Aim →
Identify each line below that contains the word "xlabel", and copy it out.

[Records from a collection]
* start *

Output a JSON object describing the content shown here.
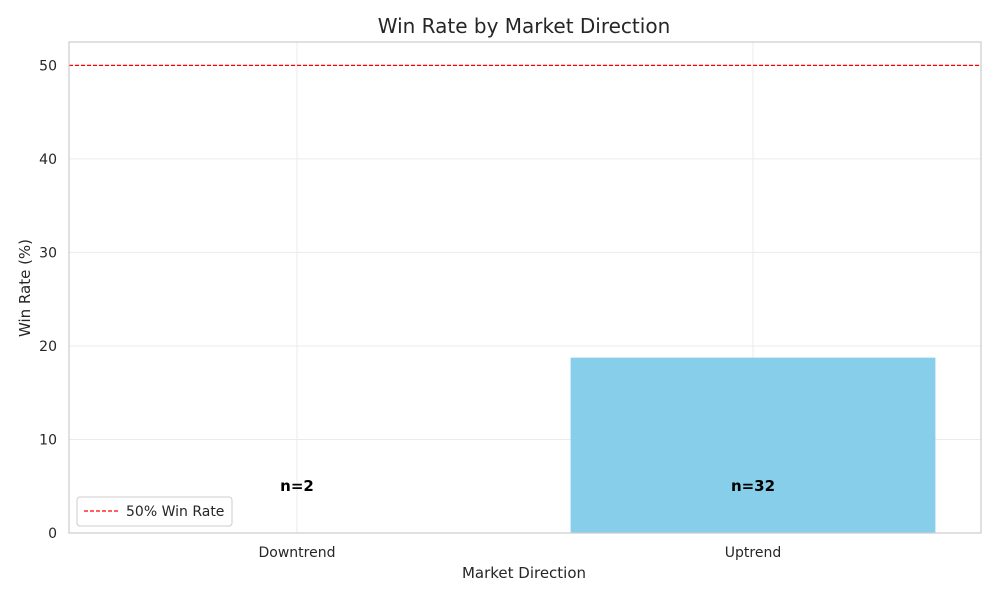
{
  "chart_data": {
    "type": "bar",
    "title": "Win Rate by Market Direction",
    "xlabel": "Market Direction",
    "ylabel": "Win Rate (%)",
    "categories": [
      "Downtrend",
      "Uptrend"
    ],
    "values": [
      0,
      18.75
    ],
    "annotations": [
      "n=2",
      "n=32"
    ],
    "ylim": [
      0,
      52.5
    ],
    "yticks": [
      "0",
      "10",
      "20",
      "30",
      "40",
      "50"
    ],
    "reference_line": {
      "value": 50,
      "label": "50% Win Rate",
      "style": "dashed",
      "color": "#ff0000"
    },
    "bar_color": "#87ceeb",
    "grid": true,
    "legend": {
      "position": "lower-left",
      "entries": [
        "50% Win Rate"
      ]
    }
  }
}
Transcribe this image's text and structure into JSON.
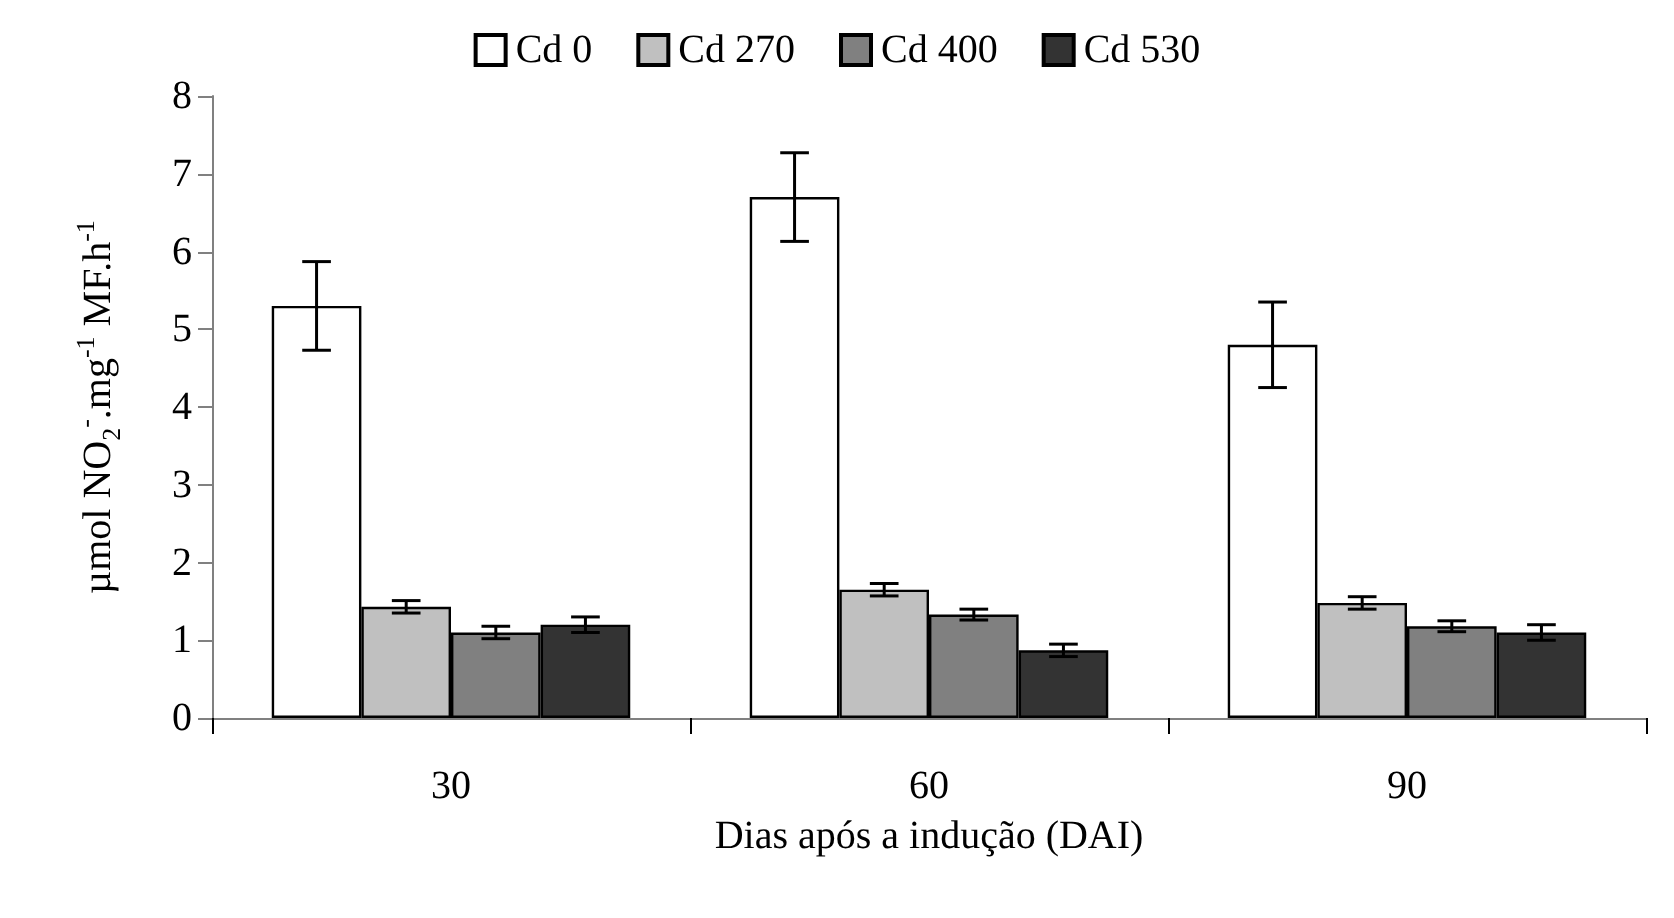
{
  "chart_data": {
    "type": "bar",
    "xlabel": "Dias após a indução (DAI)",
    "ylabel": "µmol NO$_{2}$$^{-}$.mg$^{-1}$ MF.h$^{-1}$",
    "categories": [
      "30",
      "60",
      "90"
    ],
    "series": [
      {
        "name": "Cd 0",
        "color": "#ffffff",
        "values": [
          5.3,
          6.7,
          4.8
        ],
        "errors": [
          0.57,
          0.57,
          0.55
        ]
      },
      {
        "name": "Cd 270",
        "color": "#c0c0c0",
        "values": [
          1.43,
          1.65,
          1.48
        ],
        "errors": [
          0.08,
          0.08,
          0.08
        ]
      },
      {
        "name": "Cd 400",
        "color": "#808080",
        "values": [
          1.1,
          1.33,
          1.18
        ],
        "errors": [
          0.08,
          0.07,
          0.07
        ]
      },
      {
        "name": "Cd 530",
        "color": "#333333",
        "values": [
          1.2,
          0.87,
          1.1
        ],
        "errors": [
          0.1,
          0.08,
          0.1
        ]
      }
    ],
    "ylim": [
      0,
      8
    ],
    "yticks": [
      0,
      1,
      2,
      3,
      4,
      5,
      6,
      7,
      8
    ],
    "grid": false,
    "legend": "top"
  }
}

* end *

The response →
    "xlabel": "Market Direction",
    "xlabel": "Dias após a indução (DAI)",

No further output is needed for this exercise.